- Set exercise -
Please repeat every line of the listing below word for word, but omit the pictures.

** Start **

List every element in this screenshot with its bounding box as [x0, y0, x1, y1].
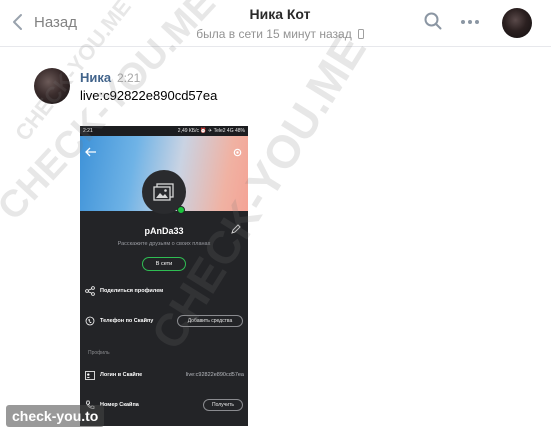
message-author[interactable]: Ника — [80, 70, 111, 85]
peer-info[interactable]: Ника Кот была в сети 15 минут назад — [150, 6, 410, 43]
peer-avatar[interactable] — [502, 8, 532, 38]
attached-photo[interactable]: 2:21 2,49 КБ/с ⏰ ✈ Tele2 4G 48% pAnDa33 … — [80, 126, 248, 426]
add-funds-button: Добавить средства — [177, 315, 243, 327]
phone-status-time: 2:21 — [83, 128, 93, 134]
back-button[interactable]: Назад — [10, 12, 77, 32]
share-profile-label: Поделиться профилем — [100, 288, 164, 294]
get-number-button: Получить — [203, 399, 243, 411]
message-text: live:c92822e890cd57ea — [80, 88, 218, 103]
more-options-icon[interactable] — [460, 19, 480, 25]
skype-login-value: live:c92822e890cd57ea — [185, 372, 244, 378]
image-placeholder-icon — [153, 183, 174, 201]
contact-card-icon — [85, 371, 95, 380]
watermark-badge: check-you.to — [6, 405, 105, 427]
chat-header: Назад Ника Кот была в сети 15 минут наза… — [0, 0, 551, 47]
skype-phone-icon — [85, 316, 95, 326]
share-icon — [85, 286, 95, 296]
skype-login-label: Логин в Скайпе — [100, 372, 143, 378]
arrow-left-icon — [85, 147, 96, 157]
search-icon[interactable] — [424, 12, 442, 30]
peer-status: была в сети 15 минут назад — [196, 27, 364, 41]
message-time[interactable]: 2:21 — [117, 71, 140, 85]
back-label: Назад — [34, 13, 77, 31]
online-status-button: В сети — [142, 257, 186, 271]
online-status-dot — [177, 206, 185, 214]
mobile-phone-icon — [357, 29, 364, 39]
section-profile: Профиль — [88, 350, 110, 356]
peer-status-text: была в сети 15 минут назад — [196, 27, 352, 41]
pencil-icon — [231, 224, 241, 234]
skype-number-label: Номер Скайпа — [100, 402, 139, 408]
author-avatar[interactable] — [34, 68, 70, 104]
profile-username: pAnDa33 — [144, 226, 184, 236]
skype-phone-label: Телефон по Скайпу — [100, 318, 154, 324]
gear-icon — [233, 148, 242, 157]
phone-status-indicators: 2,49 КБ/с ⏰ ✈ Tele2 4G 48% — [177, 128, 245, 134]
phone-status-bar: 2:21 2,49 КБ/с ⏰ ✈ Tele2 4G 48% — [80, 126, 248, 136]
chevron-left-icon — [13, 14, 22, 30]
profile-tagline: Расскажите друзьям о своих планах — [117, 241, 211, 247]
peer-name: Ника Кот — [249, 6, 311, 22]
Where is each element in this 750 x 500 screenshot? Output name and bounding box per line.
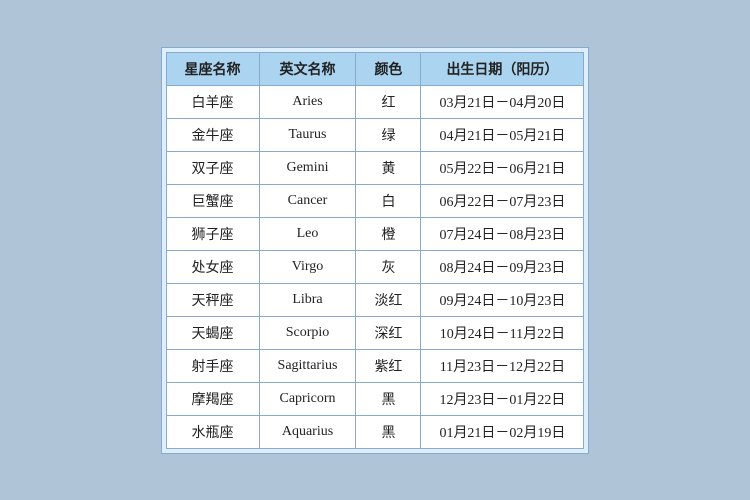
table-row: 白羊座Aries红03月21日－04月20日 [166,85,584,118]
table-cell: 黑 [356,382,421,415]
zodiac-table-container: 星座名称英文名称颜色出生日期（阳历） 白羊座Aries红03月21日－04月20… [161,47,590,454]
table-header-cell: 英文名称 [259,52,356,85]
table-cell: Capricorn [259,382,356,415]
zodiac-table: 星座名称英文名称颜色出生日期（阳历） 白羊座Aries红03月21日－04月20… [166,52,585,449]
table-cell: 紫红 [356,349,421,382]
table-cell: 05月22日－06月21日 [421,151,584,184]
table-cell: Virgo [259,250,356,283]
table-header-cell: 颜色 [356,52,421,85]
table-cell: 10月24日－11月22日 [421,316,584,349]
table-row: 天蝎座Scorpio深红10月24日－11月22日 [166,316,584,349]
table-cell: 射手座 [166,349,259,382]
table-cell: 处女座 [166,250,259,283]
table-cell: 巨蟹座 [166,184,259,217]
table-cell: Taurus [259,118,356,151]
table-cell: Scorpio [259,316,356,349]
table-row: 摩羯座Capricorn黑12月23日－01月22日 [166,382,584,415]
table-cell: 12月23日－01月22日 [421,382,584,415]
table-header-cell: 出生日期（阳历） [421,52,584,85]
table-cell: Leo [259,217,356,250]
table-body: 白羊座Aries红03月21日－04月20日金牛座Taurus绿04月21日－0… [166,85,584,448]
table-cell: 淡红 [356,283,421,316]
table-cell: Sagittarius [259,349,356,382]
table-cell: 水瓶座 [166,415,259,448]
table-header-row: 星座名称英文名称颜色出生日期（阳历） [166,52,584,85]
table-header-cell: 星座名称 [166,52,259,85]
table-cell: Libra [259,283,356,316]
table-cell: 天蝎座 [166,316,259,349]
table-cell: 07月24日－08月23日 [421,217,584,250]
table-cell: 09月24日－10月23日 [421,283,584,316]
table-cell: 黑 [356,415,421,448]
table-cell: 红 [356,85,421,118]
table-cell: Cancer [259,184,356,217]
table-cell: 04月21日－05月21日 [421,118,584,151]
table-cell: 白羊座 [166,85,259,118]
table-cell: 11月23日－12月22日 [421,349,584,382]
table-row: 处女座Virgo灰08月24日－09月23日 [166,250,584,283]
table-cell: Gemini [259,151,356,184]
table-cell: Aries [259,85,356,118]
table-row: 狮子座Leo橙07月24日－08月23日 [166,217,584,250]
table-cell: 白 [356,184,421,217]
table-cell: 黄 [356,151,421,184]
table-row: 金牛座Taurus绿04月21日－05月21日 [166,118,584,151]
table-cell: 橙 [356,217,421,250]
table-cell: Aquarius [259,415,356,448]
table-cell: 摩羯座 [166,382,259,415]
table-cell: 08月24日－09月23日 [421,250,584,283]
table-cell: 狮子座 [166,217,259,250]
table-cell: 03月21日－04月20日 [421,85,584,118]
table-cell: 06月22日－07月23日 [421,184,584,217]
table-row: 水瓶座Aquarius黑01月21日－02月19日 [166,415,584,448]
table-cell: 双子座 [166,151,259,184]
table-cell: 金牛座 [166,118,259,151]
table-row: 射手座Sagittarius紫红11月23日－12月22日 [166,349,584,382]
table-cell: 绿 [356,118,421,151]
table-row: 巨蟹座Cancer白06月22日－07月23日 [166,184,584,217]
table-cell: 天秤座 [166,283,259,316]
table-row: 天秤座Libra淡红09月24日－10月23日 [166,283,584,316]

** End **

- Solution for this exercise -
List every element in this screenshot with its bounding box as [x0, y0, x1, y1].
message-author[interactable]: Ника — [80, 70, 111, 85]
peer-info[interactable]: Ника Кот была в сети 15 минут назад — [150, 6, 410, 43]
peer-avatar[interactable] — [502, 8, 532, 38]
attached-photo[interactable]: 2:21 2,49 КБ/с ⏰ ✈ Tele2 4G 48% pAnDa33 … — [80, 126, 248, 426]
add-funds-button: Добавить средства — [177, 315, 243, 327]
phone-status-time: 2:21 — [83, 128, 93, 134]
back-button[interactable]: Назад — [10, 12, 77, 32]
share-profile-label: Поделиться профилем — [100, 288, 164, 294]
get-number-button: Получить — [203, 399, 243, 411]
message-text: live:c92822e890cd57ea — [80, 88, 218, 103]
more-options-icon[interactable] — [460, 19, 480, 25]
skype-login-value: live:c92822e890cd57ea — [185, 372, 244, 378]
image-placeholder-icon — [153, 183, 174, 201]
contact-card-icon — [85, 371, 95, 380]
watermark-badge: check-you.to — [6, 405, 105, 427]
chat-header: Назад Ника Кот была в сети 15 минут наза… — [0, 0, 551, 47]
skype-phone-icon — [85, 316, 95, 326]
share-icon — [85, 286, 95, 296]
skype-login-label: Логин в Скайпе — [100, 372, 143, 378]
arrow-left-icon — [85, 147, 96, 157]
search-icon[interactable] — [424, 12, 442, 30]
peer-status: была в сети 15 минут назад — [196, 27, 364, 41]
message-time[interactable]: 2:21 — [117, 71, 140, 85]
back-label: Назад — [34, 13, 77, 31]
online-status-button: В сети — [142, 257, 186, 271]
online-status-dot — [177, 206, 185, 214]
mobile-phone-icon — [357, 29, 364, 39]
section-profile: Профиль — [88, 350, 110, 356]
peer-status-text: была в сети 15 минут назад — [196, 27, 352, 41]
pencil-icon — [231, 224, 241, 234]
skype-number-label: Номер Скайпа — [100, 402, 139, 408]
author-avatar[interactable] — [34, 68, 70, 104]
profile-username: pAnDa33 — [144, 226, 184, 236]
skype-phone-label: Телефон по Скайпу — [100, 318, 154, 324]
gear-icon — [233, 148, 242, 157]
phone-status-indicators: 2,49 КБ/с ⏰ ✈ Tele2 4G 48% — [177, 128, 245, 134]
phone-status-bar: 2:21 2,49 КБ/с ⏰ ✈ Tele2 4G 48% — [80, 126, 248, 136]
chevron-left-icon — [13, 14, 22, 30]
profile-tagline: Расскажите друзьям о своих планах — [117, 241, 211, 247]
peer-name: Ника Кот — [249, 6, 311, 22]
Where is each element in this 750 x 500 screenshot? Output name and bounding box per line.
table-row: 白羊座Aries红03月21日－04月20日 [166,85,584,118]
table-cell: 黑 [356,382,421,415]
zodiac-table-container: 星座名称英文名称颜色出生日期（阳历） 白羊座Aries红03月21日－04月20… [161,47,590,454]
table-header-cell: 英文名称 [259,52,356,85]
table-cell: Capricorn [259,382,356,415]
zodiac-table: 星座名称英文名称颜色出生日期（阳历） 白羊座Aries红03月21日－04月20… [166,52,585,449]
table-cell: 紫红 [356,349,421,382]
table-cell: 05月22日－06月21日 [421,151,584,184]
table-cell: Virgo [259,250,356,283]
table-header-cell: 颜色 [356,52,421,85]
table-cell: 10月24日－11月22日 [421,316,584,349]
table-row: 天蝎座Scorpio深红10月24日－11月22日 [166,316,584,349]
table-cell: 射手座 [166,349,259,382]
table-cell: 处女座 [166,250,259,283]
table-cell: 巨蟹座 [166,184,259,217]
table-cell: Taurus [259,118,356,151]
table-cell: Scorpio [259,316,356,349]
table-row: 摩羯座Capricorn黑12月23日－01月22日 [166,382,584,415]
table-cell: 12月23日－01月22日 [421,382,584,415]
table-header-cell: 出生日期（阳历） [421,52,584,85]
table-cell: Leo [259,217,356,250]
table-body: 白羊座Aries红03月21日－04月20日金牛座Taurus绿04月21日－0… [166,85,584,448]
table-cell: 淡红 [356,283,421,316]
table-cell: Sagittarius [259,349,356,382]
table-cell: 水瓶座 [166,415,259,448]
table-header-row: 星座名称英文名称颜色出生日期（阳历） [166,52,584,85]
table-header-cell: 星座名称 [166,52,259,85]
table-cell: Libra [259,283,356,316]
table-cell: 天蝎座 [166,316,259,349]
table-cell: 07月24日－08月23日 [421,217,584,250]
table-cell: 09月24日－10月23日 [421,283,584,316]
table-cell: 黑 [356,415,421,448]
table-cell: 红 [356,85,421,118]
table-cell: Cancer [259,184,356,217]
table-cell: 04月21日－05月21日 [421,118,584,151]
table-cell: 白羊座 [166,85,259,118]
table-cell: 11月23日－12月22日 [421,349,584,382]
table-row: 处女座Virgo灰08月24日－09月23日 [166,250,584,283]
table-cell: Gemini [259,151,356,184]
table-cell: Aries [259,85,356,118]
table-row: 狮子座Leo橙07月24日－08月23日 [166,217,584,250]
table-cell: 白 [356,184,421,217]
table-cell: 黄 [356,151,421,184]
table-row: 金牛座Taurus绿04月21日－05月21日 [166,118,584,151]
table-cell: 橙 [356,217,421,250]
table-cell: Aquarius [259,415,356,448]
table-cell: 摩羯座 [166,382,259,415]
table-cell: 08月24日－09月23日 [421,250,584,283]
table-cell: 狮子座 [166,217,259,250]
table-cell: 03月21日－04月20日 [421,85,584,118]
table-cell: 06月22日－07月23日 [421,184,584,217]
table-row: 水瓶座Aquarius黑01月21日－02月19日 [166,415,584,448]
table-cell: 双子座 [166,151,259,184]
table-cell: 金牛座 [166,118,259,151]
table-row: 射手座Sagittarius紫红11月23日－12月22日 [166,349,584,382]
table-cell: 绿 [356,118,421,151]
table-row: 巨蟹座Cancer白06月22日－07月23日 [166,184,584,217]
table-cell: 天秤座 [166,283,259,316]
table-row: 天秤座Libra淡红09月24日－10月23日 [166,283,584,316]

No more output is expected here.